AIM
Can you put every line of the entries below into a JSON list of strings, one string per line, with blank lines skipped and the pictures left out?
___ RECORDED DATA ___
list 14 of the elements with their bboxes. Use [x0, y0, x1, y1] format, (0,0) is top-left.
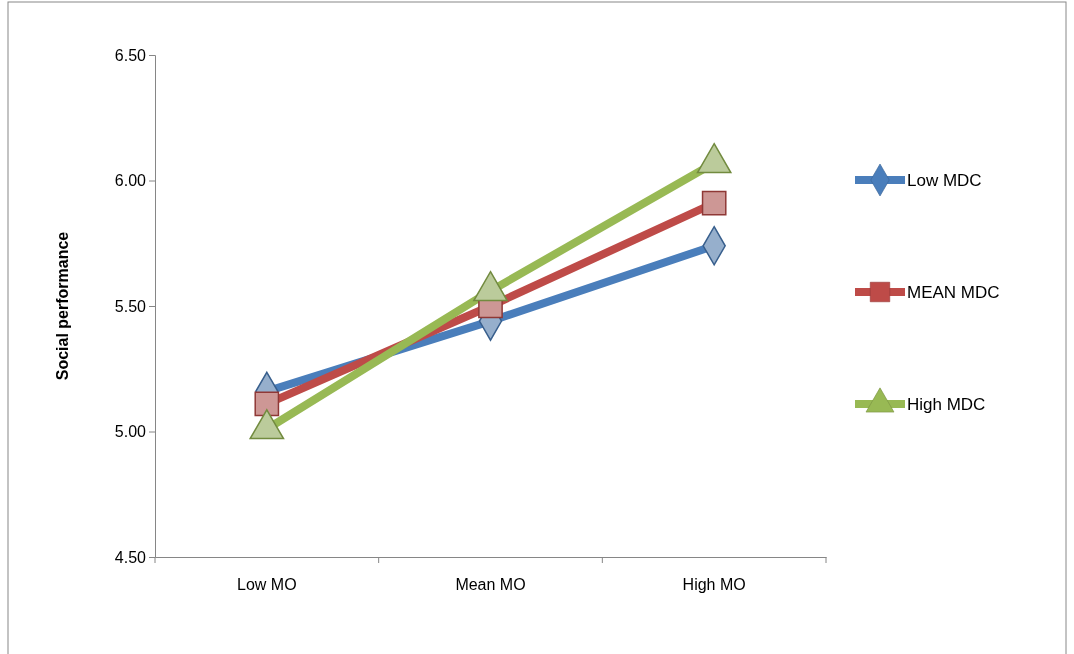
y-tick-label: 5.50	[114, 297, 147, 315]
point	[701, 190, 727, 216]
point	[254, 391, 280, 417]
legend-label: Low MDC	[907, 171, 982, 190]
legend-label: High MDC	[907, 395, 986, 414]
x-tick-label: Low MO	[237, 576, 297, 594]
y-tick-label: 5.00	[114, 423, 147, 441]
y-tick-label: 6.50	[114, 46, 147, 64]
x-tick-label: High MO	[682, 576, 746, 594]
x-tick-label: Mean MO	[455, 576, 526, 594]
y-tick-label: 4.50	[114, 548, 147, 566]
y-tick-label: 6.00	[114, 172, 147, 190]
legend-label: MEAN MDC	[907, 283, 1000, 302]
y-axis-title: Social performance	[54, 231, 71, 381]
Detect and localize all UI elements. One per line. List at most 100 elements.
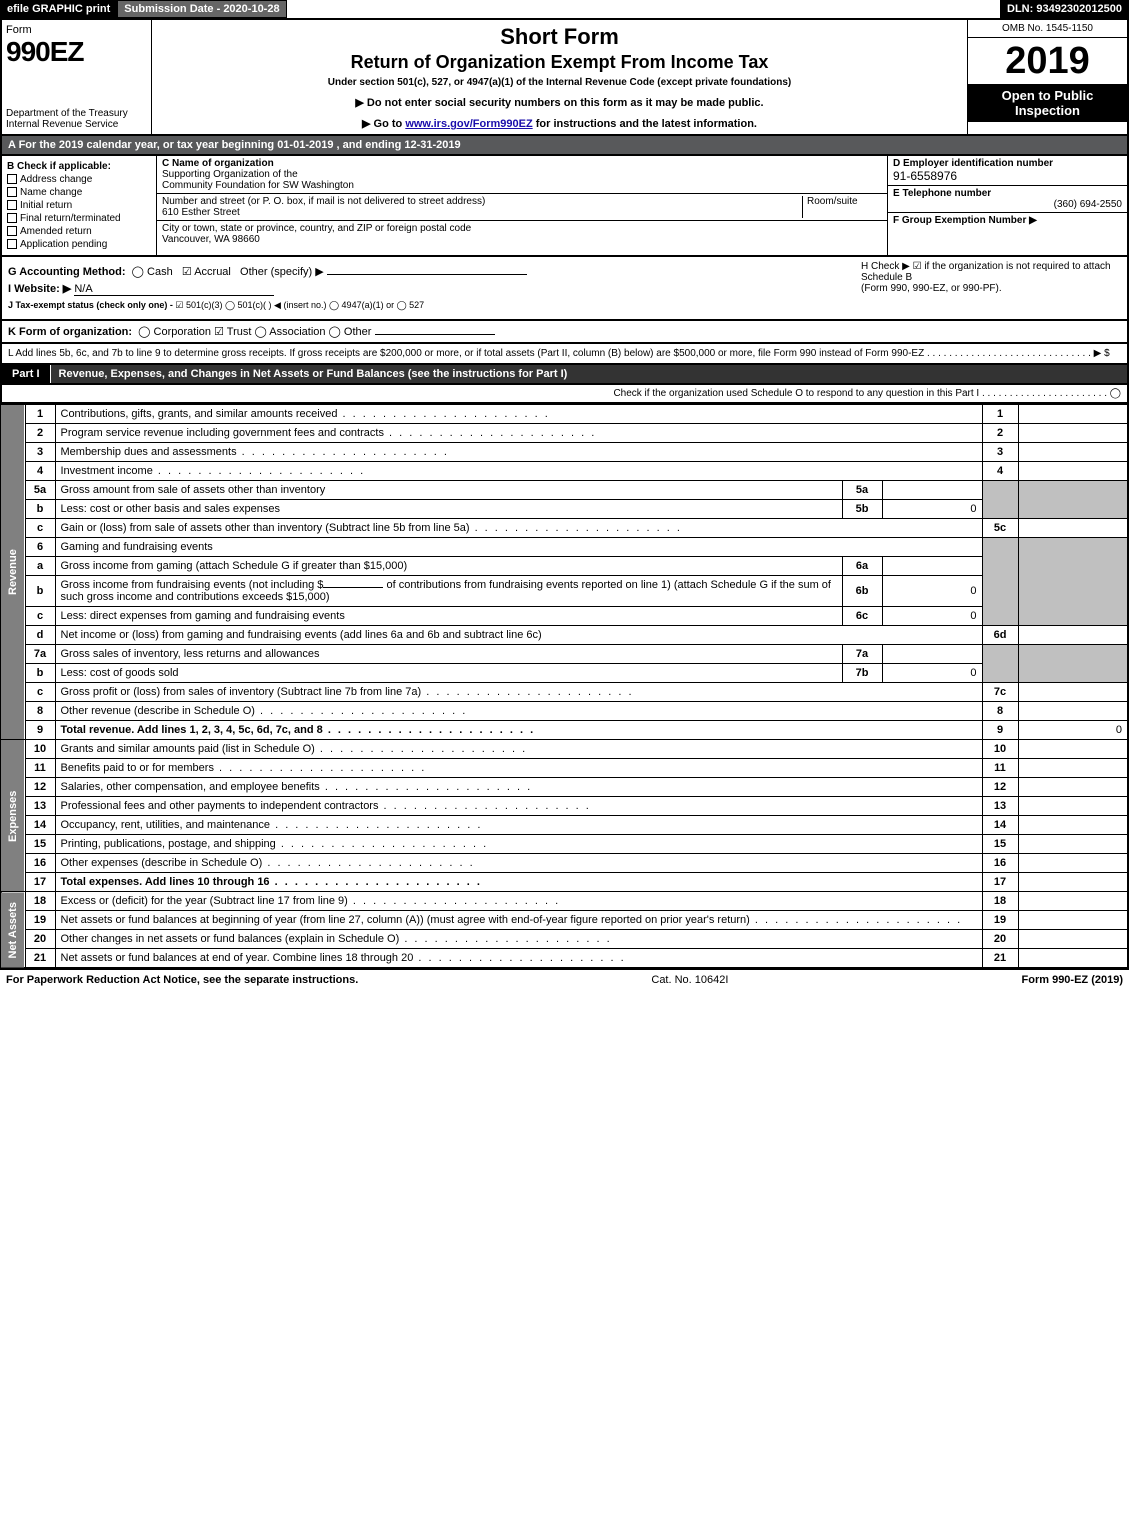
___
SOLUTION TO THE PROBLEM
[
  "list 14 of the elements with their bboxes. Use [x0, y0, x1, y1] format, (0,0) is top-left.",
  "y-tick-label: 5.50\t[114, 297, 147, 315]",
  "point\t[701, 190, 727, 216]",
  "point\t[254, 391, 280, 417]",
  "legend-label: Low MDC\t[907, 171, 982, 190]",
  "legend-label: High MDC\t[907, 395, 986, 414]",
  "x-tick-label: Low MO\t[237, 576, 297, 594]",
  "y-tick-label: 5.00\t[114, 423, 147, 441]",
  "y-tick-label: 6.50\t[114, 46, 147, 64]",
  "x-tick-label: High MO\t[682, 576, 746, 594]",
  "x-tick-label: Mean MO\t[455, 576, 526, 594]",
  "y-tick-label: 4.50\t[114, 548, 147, 566]",
  "y-tick-label: 6.00\t[114, 172, 147, 190]",
  "legend-label: MEAN MDC\t[907, 283, 1000, 302]",
  "y-axis-title: Social performance\t[54, 231, 71, 381]",
  "Detect and localize all UI elements. One per line. List at most 100 elements."
]